◆ Records to use ◆

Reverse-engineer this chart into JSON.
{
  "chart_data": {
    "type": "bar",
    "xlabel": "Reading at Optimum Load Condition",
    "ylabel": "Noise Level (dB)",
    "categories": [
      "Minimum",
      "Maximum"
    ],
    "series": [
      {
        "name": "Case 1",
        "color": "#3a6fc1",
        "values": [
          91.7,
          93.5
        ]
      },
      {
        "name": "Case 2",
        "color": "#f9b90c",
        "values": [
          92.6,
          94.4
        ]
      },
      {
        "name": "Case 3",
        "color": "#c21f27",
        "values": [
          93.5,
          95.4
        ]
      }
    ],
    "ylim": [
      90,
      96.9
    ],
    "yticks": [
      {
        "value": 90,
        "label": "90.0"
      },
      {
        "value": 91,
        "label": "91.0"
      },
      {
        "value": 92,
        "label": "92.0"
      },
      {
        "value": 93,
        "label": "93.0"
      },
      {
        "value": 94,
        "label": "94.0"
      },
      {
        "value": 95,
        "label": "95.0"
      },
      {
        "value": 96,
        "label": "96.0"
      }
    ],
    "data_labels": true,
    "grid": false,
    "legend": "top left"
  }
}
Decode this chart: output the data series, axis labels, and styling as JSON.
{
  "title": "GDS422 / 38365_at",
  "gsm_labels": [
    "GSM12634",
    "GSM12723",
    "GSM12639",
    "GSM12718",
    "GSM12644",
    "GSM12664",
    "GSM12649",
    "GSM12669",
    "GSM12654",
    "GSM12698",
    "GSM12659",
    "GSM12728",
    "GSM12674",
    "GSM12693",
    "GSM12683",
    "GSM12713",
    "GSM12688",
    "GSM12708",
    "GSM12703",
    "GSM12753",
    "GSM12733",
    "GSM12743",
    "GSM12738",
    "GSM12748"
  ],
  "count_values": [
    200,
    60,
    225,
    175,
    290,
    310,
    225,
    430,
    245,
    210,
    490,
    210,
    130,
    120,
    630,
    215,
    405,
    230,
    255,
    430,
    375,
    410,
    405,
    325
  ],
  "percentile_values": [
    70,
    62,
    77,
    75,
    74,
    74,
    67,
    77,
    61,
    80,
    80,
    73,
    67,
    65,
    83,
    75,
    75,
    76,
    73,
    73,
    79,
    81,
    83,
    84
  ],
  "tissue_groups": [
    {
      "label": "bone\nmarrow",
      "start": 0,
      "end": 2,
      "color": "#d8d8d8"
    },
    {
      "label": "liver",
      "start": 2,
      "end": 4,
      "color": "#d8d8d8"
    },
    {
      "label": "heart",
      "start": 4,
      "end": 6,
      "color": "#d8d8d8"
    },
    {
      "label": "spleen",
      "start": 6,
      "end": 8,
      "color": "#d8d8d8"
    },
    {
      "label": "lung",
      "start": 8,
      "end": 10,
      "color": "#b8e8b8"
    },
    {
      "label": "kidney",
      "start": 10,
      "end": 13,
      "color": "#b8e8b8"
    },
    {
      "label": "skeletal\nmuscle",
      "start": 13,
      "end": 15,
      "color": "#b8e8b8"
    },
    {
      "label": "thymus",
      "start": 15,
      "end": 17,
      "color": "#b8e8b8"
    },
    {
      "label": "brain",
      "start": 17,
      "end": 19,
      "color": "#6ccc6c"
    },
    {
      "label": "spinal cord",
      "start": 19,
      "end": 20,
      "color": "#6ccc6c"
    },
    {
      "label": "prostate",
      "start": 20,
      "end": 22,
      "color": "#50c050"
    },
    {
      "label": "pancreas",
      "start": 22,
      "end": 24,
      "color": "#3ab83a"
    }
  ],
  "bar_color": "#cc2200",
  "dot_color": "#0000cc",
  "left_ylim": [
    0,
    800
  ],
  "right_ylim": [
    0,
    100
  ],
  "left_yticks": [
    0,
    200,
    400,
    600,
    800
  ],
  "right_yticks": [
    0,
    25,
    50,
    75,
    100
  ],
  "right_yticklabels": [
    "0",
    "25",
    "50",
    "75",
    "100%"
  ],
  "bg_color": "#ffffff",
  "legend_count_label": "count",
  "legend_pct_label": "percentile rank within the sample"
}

◆ The task ◆
Return all the data exactly as given.

◆ Solution to the exercise ◆
Reverse-engineer this chart into JSON.
{
  "chart_data": {
    "type": "bar",
    "xlabel": "Reading at Optimum Load Condition",
    "ylabel": "Noise Level (dB)",
    "categories": [
      "Minimum",
      "Maximum"
    ],
    "series": [
      {
        "name": "Case 1",
        "color": "#3a6fc1",
        "values": [
          91.7,
          93.5
        ]
      },
      {
        "name": "Case 2",
        "color": "#f9b90c",
        "values": [
          92.6,
          94.4
        ]
      },
      {
        "name": "Case 3",
        "color": "#c21f27",
        "values": [
          93.5,
          95.4
        ]
      }
    ],
    "ylim": [
      90,
      96.9
    ],
    "yticks": [
      {
        "value": 90,
        "label": "90.0"
      },
      {
        "value": 91,
        "label": "91.0"
      },
      {
        "value": 92,
        "label": "92.0"
      },
      {
        "value": 93,
        "label": "93.0"
      },
      {
        "value": 94,
        "label": "94.0"
      },
      {
        "value": 95,
        "label": "95.0"
      },
      {
        "value": 96,
        "label": "96.0"
      }
    ],
    "data_labels": true,
    "grid": false,
    "legend": "top left"
  }
}
Decode this chart: output the data series, axis labels, and styling as JSON.
{
  "title": "GDS422 / 38365_at",
  "gsm_labels": [
    "GSM12634",
    "GSM12723",
    "GSM12639",
    "GSM12718",
    "GSM12644",
    "GSM12664",
    "GSM12649",
    "GSM12669",
    "GSM12654",
    "GSM12698",
    "GSM12659",
    "GSM12728",
    "GSM12674",
    "GSM12693",
    "GSM12683",
    "GSM12713",
    "GSM12688",
    "GSM12708",
    "GSM12703",
    "GSM12753",
    "GSM12733",
    "GSM12743",
    "GSM12738",
    "GSM12748"
  ],
  "count_values": [
    200,
    60,
    225,
    175,
    290,
    310,
    225,
    430,
    245,
    210,
    490,
    210,
    130,
    120,
    630,
    215,
    405,
    230,
    255,
    430,
    375,
    410,
    405,
    325
  ],
  "percentile_values": [
    70,
    62,
    77,
    75,
    74,
    74,
    67,
    77,
    61,
    80,
    80,
    73,
    67,
    65,
    83,
    75,
    75,
    76,
    73,
    73,
    79,
    81,
    83,
    84
  ],
  "tissue_groups": [
    {
      "label": "bone\nmarrow",
      "start": 0,
      "end": 2,
      "color": "#d8d8d8"
    },
    {
      "label": "liver",
      "start": 2,
      "end": 4,
      "color": "#d8d8d8"
    },
    {
      "label": "heart",
      "start": 4,
      "end": 6,
      "color": "#d8d8d8"
    },
    {
      "label": "spleen",
      "start": 6,
      "end": 8,
      "color": "#d8d8d8"
    },
    {
      "label": "lung",
      "start": 8,
      "end": 10,
      "color": "#b8e8b8"
    },
    {
      "label": "kidney",
      "start": 10,
      "end": 13,
      "color": "#b8e8b8"
    },
    {
      "label": "skeletal\nmuscle",
      "start": 13,
      "end": 15,
      "color": "#b8e8b8"
    },
    {
      "label": "thymus",
      "start": 15,
      "end": 17,
      "color": "#b8e8b8"
    },
    {
      "label": "brain",
      "start": 17,
      "end": 19,
      "color": "#6ccc6c"
    },
    {
      "label": "spinal cord",
      "start": 19,
      "end": 20,
      "color": "#6ccc6c"
    },
    {
      "label": "prostate",
      "start": 20,
      "end": 22,
      "color": "#50c050"
    },
    {
      "label": "pancreas",
      "start": 22,
      "end": 24,
      "color": "#3ab83a"
    }
  ],
  "bar_color": "#cc2200",
  "dot_color": "#0000cc",
  "left_ylim": [
    0,
    800
  ],
  "right_ylim": [
    0,
    100
  ],
  "left_yticks": [
    0,
    200,
    400,
    600,
    800
  ],
  "right_yticks": [
    0,
    25,
    50,
    75,
    100
  ],
  "right_yticklabels": [
    "0",
    "25",
    "50",
    "75",
    "100%"
  ],
  "bg_color": "#ffffff",
  "legend_count_label": "count",
  "legend_pct_label": "percentile rank within the sample"
}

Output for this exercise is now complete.